◆ **Source material**:
________________________
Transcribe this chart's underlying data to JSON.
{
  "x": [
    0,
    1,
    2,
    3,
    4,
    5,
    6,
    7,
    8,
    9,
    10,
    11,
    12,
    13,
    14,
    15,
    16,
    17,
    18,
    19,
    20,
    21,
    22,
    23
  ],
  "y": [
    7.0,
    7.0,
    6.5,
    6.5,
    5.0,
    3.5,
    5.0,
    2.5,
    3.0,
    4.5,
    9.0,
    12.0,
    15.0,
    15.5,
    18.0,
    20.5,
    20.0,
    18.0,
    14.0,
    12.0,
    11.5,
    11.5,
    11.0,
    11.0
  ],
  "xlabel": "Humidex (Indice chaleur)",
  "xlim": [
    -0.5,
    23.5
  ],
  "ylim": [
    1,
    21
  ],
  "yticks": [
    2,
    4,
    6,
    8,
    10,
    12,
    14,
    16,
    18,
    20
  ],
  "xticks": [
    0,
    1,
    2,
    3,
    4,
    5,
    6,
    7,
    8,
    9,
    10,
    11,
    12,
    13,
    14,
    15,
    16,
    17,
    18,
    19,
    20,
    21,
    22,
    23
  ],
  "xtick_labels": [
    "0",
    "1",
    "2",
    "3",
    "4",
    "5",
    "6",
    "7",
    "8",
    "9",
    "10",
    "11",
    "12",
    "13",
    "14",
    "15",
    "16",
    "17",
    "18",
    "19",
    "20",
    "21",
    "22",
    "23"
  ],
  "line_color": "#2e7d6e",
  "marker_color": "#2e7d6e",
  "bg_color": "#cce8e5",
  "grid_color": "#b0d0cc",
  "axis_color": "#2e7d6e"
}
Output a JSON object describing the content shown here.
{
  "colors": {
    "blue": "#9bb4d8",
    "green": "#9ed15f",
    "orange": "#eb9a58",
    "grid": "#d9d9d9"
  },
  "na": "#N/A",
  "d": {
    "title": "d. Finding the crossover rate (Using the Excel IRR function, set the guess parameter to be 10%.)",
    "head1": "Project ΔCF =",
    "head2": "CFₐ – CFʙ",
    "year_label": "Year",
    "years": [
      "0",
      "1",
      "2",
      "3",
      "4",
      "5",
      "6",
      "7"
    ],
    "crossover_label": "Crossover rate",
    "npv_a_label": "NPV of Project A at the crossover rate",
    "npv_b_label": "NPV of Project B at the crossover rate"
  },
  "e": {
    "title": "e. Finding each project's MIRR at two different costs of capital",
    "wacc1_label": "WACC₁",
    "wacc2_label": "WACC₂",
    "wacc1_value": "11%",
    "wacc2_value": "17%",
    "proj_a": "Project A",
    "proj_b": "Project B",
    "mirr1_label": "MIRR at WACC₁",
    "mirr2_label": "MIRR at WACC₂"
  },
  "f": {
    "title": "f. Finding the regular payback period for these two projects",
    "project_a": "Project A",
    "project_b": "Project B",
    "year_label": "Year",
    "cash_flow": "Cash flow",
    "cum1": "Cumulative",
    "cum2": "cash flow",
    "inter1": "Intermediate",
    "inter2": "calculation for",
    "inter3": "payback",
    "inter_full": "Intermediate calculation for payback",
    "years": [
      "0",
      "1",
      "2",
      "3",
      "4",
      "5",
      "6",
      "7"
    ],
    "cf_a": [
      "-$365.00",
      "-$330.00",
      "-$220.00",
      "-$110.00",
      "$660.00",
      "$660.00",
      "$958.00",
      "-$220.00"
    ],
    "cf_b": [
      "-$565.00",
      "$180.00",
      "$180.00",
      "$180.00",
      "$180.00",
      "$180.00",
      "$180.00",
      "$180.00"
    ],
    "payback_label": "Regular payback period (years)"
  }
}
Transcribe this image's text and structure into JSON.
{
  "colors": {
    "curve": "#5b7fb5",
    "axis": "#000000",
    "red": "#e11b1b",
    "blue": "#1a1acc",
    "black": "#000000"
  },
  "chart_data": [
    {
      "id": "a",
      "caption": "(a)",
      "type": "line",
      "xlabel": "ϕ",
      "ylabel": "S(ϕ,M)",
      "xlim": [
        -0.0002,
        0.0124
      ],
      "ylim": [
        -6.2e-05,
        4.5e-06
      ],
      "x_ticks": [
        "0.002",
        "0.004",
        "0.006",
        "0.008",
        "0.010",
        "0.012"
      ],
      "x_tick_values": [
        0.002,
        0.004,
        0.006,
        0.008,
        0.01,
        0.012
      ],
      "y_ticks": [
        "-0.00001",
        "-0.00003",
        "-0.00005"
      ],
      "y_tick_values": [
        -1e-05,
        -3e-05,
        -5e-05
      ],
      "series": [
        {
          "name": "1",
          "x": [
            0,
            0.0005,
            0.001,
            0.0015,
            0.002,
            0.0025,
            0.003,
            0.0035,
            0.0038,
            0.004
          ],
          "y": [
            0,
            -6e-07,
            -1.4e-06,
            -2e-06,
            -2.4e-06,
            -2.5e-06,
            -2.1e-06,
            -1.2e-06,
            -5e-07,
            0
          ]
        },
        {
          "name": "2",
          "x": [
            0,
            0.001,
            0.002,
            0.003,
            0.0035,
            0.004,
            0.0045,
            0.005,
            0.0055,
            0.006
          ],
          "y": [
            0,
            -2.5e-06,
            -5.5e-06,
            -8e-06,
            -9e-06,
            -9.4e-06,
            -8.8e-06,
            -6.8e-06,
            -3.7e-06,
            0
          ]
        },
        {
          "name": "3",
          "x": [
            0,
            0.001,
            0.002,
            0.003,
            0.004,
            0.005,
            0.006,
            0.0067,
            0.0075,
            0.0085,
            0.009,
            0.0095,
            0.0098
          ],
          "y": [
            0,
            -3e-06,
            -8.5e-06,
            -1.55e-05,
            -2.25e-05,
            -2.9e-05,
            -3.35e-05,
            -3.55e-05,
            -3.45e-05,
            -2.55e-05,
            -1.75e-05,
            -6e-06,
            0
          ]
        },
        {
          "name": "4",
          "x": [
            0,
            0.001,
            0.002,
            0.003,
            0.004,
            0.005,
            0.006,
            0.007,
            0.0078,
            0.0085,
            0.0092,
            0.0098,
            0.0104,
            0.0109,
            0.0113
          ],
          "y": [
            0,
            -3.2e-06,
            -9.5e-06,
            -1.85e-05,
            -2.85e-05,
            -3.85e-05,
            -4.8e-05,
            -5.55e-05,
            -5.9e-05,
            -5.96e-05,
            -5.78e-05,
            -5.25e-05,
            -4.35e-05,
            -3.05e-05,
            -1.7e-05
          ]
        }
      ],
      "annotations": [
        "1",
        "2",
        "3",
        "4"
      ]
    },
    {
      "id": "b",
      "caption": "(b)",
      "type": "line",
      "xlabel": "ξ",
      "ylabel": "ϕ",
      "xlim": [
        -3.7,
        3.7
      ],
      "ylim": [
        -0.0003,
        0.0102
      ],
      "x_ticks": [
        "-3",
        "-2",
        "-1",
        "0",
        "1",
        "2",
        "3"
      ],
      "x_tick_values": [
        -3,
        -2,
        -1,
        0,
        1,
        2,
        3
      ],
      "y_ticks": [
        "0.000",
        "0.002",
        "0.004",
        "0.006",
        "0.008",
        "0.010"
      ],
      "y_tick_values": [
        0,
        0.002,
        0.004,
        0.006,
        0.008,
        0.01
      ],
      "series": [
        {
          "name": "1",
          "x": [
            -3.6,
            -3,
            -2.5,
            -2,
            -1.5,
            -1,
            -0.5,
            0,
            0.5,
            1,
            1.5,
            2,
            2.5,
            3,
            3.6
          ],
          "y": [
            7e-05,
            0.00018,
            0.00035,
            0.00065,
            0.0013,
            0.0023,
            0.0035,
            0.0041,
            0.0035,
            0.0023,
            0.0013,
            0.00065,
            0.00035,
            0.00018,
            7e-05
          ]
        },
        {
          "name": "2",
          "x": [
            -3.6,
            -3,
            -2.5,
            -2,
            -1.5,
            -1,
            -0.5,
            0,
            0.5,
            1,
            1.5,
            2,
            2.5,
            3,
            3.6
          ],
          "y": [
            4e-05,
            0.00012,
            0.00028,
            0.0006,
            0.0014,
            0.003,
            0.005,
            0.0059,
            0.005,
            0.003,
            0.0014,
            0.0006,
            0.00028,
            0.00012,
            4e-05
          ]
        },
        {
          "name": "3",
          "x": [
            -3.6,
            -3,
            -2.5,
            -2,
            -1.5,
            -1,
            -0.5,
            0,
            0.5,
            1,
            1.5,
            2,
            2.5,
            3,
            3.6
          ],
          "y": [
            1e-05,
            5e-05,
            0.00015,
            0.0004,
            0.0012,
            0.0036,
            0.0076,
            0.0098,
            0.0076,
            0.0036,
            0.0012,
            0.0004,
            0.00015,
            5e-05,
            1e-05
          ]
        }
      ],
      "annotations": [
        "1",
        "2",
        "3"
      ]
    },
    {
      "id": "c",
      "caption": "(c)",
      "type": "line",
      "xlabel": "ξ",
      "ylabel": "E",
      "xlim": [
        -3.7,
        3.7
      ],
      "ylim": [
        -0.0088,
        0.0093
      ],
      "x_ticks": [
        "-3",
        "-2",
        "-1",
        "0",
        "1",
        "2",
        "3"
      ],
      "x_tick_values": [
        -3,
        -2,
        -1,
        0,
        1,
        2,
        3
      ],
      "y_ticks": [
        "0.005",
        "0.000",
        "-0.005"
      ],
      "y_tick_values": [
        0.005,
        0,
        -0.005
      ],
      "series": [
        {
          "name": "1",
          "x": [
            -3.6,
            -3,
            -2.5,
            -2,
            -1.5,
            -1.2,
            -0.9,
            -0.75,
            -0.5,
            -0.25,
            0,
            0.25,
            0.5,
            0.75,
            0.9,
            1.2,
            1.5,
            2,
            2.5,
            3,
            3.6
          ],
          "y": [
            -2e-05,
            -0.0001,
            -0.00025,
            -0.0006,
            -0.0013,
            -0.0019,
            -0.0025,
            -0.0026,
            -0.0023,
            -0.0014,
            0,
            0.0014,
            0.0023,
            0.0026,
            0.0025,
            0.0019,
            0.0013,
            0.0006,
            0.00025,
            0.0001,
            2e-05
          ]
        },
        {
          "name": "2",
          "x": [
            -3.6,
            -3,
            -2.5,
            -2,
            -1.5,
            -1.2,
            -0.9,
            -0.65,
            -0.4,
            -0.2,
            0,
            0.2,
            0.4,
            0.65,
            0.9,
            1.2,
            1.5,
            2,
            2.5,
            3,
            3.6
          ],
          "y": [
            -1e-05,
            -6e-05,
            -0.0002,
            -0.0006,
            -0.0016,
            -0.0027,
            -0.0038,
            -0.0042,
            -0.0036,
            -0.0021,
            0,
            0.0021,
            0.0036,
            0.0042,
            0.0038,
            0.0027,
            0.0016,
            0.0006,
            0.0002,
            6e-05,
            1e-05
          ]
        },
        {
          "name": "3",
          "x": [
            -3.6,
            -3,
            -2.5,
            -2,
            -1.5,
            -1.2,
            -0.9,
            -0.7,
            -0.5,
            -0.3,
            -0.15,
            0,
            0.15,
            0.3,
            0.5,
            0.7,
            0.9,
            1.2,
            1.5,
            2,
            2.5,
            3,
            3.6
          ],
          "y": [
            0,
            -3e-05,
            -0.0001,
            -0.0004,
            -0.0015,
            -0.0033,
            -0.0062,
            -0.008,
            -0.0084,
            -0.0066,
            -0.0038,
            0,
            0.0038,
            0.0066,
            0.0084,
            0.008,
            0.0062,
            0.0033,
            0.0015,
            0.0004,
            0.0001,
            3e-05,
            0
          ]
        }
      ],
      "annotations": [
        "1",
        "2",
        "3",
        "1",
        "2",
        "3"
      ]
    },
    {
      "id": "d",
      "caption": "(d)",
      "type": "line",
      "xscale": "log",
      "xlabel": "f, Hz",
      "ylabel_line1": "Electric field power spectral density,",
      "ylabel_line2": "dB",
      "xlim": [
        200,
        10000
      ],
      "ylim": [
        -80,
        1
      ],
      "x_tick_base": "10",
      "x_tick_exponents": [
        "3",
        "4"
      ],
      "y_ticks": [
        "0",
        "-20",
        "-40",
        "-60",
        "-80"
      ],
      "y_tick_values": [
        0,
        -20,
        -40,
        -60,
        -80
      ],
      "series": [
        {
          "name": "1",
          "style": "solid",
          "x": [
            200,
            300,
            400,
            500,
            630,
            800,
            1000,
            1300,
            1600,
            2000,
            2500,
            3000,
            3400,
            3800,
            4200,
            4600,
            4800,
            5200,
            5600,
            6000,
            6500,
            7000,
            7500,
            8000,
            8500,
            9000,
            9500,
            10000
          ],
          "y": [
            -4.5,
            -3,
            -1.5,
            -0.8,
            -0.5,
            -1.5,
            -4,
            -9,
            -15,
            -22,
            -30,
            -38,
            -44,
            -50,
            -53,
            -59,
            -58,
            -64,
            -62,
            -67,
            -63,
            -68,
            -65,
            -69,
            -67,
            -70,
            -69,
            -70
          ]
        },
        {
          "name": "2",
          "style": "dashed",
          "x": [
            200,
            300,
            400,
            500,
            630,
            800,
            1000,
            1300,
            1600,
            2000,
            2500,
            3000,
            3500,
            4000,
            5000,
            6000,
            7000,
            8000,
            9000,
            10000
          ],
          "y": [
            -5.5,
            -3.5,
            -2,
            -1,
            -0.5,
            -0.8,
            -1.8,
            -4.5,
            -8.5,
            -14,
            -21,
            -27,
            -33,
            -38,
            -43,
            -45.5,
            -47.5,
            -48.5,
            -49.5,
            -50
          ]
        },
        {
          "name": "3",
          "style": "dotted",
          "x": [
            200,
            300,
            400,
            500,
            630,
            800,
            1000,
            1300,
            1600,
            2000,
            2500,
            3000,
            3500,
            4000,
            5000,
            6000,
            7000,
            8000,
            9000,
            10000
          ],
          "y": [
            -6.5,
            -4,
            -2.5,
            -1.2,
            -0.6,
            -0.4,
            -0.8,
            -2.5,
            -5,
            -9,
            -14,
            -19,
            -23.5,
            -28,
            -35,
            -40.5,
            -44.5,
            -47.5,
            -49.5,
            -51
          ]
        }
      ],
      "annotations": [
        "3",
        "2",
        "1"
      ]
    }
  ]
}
________________________
◆ **Goal of the exercise**: Scan the lines for the string "Finding". Copy out each line that matches.

◆ **Solution for this task**:
    "title": "d. Finding the crossover rate (Using the Excel IRR function, set the guess parameter to be 10%.)",
    "title": "e. Finding each project's MIRR at two different costs of capital",
    "title": "f. Finding the regular payback period for these two projects",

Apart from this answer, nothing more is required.